-- BEGIN --

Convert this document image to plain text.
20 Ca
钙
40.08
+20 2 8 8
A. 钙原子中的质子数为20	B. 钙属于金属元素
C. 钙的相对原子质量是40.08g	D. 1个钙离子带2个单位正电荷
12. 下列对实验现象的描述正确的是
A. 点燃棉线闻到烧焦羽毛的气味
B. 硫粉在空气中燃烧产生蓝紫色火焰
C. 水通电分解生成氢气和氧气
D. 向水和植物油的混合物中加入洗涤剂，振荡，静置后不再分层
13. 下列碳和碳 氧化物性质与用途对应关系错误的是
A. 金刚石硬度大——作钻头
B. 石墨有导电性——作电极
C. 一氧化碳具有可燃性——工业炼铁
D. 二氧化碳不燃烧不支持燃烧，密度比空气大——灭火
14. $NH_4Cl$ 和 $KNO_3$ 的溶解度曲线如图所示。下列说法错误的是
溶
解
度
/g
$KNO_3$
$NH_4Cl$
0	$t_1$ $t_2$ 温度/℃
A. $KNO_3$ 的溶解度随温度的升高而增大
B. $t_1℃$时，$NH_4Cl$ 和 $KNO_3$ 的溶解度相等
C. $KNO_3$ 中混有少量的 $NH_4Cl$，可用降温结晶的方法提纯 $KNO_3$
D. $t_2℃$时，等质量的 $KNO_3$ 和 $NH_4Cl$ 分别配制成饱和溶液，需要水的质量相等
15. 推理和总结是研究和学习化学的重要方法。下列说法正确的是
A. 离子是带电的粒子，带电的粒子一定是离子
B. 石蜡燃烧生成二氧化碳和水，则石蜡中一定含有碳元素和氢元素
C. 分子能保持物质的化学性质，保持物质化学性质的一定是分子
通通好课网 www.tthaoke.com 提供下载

-- END --

## WHAT THIS TASK INVOLVES
Your task is to reproduce all of the records exactly.

## ANSWER TO THE PROBLEM
Convert this document image to plain text.
20 Ca
钙
40.08
+20 2 8 8
A. 钙原子中的质子数为20	B. 钙属于金属元素
C. 钙的相对原子质量是40.08g	D. 1个钙离子带2个单位正电荷
12. 下列对实验现象的描述正确的是
A. 点燃棉线闻到烧焦羽毛的气味
B. 硫粉在空气中燃烧产生蓝紫色火焰
C. 水通电分解生成氢气和氧气
D. 向水和植物油的混合物中加入洗涤剂，振荡，静置后不再分层
13. 下列碳和碳 氧化物性质与用途对应关系错误的是
A. 金刚石硬度大——作钻头
B. 石墨有导电性——作电极
C. 一氧化碳具有可燃性——工业炼铁
D. 二氧化碳不燃烧不支持燃烧，密度比空气大——灭火
14. $NH_4Cl$ 和 $KNO_3$ 的溶解度曲线如图所示。下列说法错误的是
溶
解
度
/g
$KNO_3$
$NH_4Cl$
0	$t_1$ $t_2$ 温度/℃
A. $KNO_3$ 的溶解度随温度的升高而增大
B. $t_1℃$时，$NH_4Cl$ 和 $KNO_3$ 的溶解度相等
C. $KNO_3$ 中混有少量的 $NH_4Cl$，可用降温结晶的方法提纯 $KNO_3$
D. $t_2℃$时，等质量的 $KNO_3$ 和 $NH_4Cl$ 分别配制成饱和溶液，需要水的质量相等
15. 推理和总结是研究和学习化学的重要方法。下列说法正确的是
A. 离子是带电的粒子，带电的粒子一定是离子
B. 石蜡燃烧生成二氧化碳和水，则石蜡中一定含有碳元素和氢元素
C. 分子能保持物质的化学性质，保持物质化学性质的一定是分子
通通好课网 www.tthaoke.com 提供下载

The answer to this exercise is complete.